# AVAILABLE RECORDS:
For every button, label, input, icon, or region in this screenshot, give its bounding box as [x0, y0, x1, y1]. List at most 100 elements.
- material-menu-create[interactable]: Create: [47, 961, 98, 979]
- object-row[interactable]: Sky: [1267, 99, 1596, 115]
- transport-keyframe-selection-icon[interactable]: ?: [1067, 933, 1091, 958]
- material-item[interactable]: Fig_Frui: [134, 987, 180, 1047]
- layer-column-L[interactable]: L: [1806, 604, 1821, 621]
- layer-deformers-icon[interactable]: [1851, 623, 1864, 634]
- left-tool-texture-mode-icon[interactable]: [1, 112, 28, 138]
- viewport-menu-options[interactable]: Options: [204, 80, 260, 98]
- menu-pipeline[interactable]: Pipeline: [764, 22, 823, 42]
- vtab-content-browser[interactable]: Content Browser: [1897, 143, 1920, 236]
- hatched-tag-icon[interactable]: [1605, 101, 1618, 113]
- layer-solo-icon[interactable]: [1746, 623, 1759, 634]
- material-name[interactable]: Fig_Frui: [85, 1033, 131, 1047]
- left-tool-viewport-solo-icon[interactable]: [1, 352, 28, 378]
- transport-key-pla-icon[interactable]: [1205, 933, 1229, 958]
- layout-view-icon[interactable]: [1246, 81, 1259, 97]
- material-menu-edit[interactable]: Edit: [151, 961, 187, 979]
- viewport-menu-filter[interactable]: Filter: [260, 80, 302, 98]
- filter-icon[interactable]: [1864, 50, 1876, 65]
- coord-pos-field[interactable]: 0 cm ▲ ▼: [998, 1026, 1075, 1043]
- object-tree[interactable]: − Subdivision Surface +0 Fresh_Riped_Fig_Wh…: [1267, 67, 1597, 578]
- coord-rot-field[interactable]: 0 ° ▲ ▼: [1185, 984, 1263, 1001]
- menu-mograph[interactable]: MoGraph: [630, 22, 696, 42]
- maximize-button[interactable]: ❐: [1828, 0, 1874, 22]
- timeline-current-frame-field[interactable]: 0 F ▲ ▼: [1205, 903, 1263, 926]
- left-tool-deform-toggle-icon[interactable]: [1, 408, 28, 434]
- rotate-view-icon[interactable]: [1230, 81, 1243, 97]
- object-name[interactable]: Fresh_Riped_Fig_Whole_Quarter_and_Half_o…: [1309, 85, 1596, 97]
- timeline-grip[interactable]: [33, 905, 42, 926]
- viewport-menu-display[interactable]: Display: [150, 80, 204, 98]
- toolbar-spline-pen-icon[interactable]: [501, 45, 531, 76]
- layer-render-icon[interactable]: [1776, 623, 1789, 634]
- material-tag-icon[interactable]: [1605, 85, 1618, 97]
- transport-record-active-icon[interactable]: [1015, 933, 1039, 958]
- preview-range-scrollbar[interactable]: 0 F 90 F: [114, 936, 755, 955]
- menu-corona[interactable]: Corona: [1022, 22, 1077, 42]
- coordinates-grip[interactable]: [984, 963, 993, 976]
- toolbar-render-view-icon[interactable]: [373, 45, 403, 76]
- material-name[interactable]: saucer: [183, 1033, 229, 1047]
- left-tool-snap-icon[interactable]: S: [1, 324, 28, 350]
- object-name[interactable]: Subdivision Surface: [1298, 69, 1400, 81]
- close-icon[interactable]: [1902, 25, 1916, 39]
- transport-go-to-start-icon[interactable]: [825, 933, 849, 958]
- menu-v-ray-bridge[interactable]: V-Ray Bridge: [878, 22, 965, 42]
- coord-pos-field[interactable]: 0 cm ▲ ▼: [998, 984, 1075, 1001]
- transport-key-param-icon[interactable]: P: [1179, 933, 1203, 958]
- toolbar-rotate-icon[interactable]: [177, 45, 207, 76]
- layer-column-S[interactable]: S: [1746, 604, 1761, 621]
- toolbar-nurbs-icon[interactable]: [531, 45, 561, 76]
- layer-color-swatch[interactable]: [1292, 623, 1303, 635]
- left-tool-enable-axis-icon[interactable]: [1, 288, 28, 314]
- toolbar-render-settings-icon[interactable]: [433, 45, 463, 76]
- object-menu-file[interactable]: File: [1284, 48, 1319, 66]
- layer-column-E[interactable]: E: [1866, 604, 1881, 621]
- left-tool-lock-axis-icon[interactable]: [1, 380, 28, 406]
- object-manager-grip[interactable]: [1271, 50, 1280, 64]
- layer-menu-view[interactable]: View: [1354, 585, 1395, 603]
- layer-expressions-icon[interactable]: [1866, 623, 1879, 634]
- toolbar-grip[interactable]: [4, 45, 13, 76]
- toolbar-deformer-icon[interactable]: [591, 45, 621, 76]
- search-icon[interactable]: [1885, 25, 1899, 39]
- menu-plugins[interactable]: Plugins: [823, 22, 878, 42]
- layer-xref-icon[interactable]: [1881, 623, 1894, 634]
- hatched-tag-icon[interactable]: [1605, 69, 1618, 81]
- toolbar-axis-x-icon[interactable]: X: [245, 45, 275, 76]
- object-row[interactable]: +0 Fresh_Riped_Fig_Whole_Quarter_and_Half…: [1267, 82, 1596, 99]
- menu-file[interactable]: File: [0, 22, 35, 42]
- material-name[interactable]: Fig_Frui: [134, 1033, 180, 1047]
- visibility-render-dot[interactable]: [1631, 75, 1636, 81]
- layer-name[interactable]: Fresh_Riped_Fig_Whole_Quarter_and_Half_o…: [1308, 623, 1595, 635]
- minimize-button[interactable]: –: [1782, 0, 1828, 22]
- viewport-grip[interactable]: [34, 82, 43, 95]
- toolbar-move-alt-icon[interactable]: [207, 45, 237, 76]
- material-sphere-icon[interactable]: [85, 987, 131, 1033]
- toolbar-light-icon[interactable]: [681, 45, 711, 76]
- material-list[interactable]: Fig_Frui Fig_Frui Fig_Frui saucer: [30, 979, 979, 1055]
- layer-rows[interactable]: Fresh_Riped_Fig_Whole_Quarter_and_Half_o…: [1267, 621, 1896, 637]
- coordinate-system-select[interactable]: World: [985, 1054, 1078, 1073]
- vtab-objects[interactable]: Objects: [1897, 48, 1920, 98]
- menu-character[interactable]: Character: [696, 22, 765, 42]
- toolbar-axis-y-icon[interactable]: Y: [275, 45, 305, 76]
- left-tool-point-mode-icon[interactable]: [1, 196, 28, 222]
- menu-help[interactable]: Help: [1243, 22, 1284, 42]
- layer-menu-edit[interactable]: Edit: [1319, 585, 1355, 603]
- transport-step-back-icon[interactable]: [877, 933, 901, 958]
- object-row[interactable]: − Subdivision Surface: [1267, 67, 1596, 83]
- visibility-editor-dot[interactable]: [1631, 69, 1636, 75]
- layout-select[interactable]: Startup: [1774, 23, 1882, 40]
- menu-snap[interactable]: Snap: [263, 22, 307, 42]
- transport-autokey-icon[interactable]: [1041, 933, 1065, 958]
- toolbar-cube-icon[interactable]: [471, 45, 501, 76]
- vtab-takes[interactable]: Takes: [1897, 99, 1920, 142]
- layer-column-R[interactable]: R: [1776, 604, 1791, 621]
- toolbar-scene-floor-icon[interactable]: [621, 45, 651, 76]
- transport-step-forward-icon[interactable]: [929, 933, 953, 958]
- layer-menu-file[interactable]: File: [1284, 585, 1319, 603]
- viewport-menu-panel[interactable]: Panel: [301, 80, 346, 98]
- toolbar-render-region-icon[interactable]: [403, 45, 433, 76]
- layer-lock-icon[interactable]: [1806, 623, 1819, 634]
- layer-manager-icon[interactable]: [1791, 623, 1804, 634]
* * *
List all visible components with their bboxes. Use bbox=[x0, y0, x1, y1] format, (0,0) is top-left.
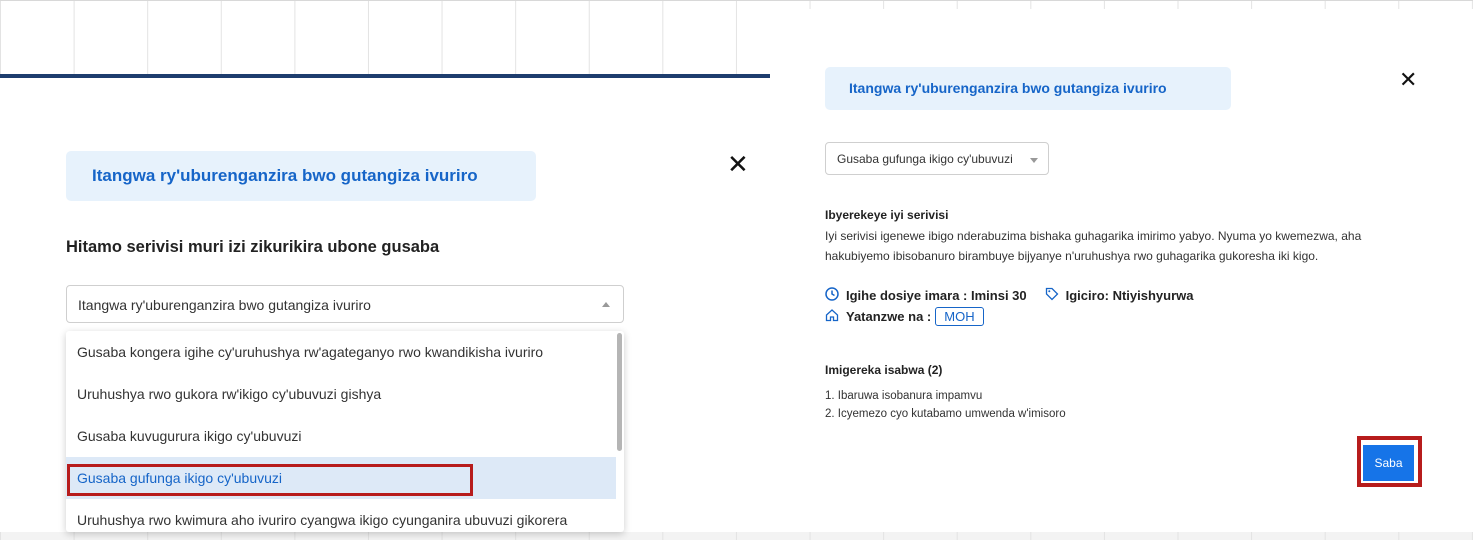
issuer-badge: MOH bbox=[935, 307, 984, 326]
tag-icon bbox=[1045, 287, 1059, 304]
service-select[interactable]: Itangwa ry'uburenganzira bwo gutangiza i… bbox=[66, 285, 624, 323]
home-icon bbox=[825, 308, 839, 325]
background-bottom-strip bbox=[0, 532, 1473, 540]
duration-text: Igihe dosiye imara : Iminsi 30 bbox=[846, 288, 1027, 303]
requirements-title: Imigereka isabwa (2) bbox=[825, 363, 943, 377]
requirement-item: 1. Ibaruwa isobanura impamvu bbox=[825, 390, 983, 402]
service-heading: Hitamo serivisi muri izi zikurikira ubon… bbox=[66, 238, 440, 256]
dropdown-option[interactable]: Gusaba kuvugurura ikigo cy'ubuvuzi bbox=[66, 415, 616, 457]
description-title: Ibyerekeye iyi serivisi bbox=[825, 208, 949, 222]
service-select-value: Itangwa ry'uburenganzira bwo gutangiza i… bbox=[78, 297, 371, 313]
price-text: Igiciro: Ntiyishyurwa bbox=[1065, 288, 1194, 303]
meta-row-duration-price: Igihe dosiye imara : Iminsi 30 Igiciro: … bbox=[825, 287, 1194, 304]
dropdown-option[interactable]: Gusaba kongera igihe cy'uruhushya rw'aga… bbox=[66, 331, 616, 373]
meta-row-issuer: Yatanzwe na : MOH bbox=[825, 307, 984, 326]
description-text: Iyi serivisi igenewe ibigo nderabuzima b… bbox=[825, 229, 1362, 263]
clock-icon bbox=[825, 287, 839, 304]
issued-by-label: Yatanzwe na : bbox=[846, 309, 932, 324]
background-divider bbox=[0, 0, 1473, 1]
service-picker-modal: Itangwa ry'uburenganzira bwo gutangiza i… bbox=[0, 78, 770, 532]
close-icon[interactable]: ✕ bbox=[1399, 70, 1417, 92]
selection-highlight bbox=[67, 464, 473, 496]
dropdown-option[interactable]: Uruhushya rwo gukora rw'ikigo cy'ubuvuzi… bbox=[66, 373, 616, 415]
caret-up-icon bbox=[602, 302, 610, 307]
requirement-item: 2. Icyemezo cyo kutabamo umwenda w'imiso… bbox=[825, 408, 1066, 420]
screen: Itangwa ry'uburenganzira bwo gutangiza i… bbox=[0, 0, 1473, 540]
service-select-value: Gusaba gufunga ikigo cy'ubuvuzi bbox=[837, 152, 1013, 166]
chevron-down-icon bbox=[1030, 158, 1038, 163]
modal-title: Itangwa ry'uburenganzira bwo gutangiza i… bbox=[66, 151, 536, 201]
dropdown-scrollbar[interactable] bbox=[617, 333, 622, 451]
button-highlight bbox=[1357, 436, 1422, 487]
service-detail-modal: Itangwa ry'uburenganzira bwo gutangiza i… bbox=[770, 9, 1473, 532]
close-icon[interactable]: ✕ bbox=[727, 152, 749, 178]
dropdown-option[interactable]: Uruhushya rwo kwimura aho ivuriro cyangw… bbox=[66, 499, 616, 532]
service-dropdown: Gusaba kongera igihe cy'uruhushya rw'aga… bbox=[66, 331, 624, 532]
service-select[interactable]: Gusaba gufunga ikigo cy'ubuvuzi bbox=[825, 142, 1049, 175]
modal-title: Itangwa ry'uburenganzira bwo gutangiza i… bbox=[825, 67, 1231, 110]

# WHAT YOU NEED TO DO:
Could you return, unchanged, the items from the line containing "issuer-badge: MOH bbox=[935, 307, 984, 326]" through the line containing "meta-row-issuer: Yatanzwe na", including both of those lines?

# TASK SOLUTION:
issuer-badge: MOH bbox=[935, 307, 984, 326]
tag-icon bbox=[1045, 287, 1059, 304]
service-select[interactable]: Itangwa ry'uburenganzira bwo gutangiza i… bbox=[66, 285, 624, 323]
home-icon bbox=[825, 308, 839, 325]
background-bottom-strip bbox=[0, 532, 1473, 540]
duration-text: Igihe dosiye imara : Iminsi 30 bbox=[846, 288, 1027, 303]
requirements-title: Imigereka isabwa (2) bbox=[825, 363, 943, 377]
requirement-item: 1. Ibaruwa isobanura impamvu bbox=[825, 390, 983, 402]
service-heading: Hitamo serivisi muri izi zikurikira ubon… bbox=[66, 238, 440, 256]
dropdown-option[interactable]: Gusaba kuvugurura ikigo cy'ubuvuzi bbox=[66, 415, 616, 457]
description-title: Ibyerekeye iyi serivisi bbox=[825, 208, 949, 222]
service-select-value: Itangwa ry'uburenganzira bwo gutangiza i… bbox=[78, 297, 371, 313]
price-text: Igiciro: Ntiyishyurwa bbox=[1065, 288, 1194, 303]
meta-row-duration-price: Igihe dosiye imara : Iminsi 30 Igiciro: … bbox=[825, 287, 1194, 304]
dropdown-option[interactable]: Gusaba kongera igihe cy'uruhushya rw'aga… bbox=[66, 331, 616, 373]
meta-row-issuer: Yatanzwe na : MOH bbox=[825, 307, 984, 326]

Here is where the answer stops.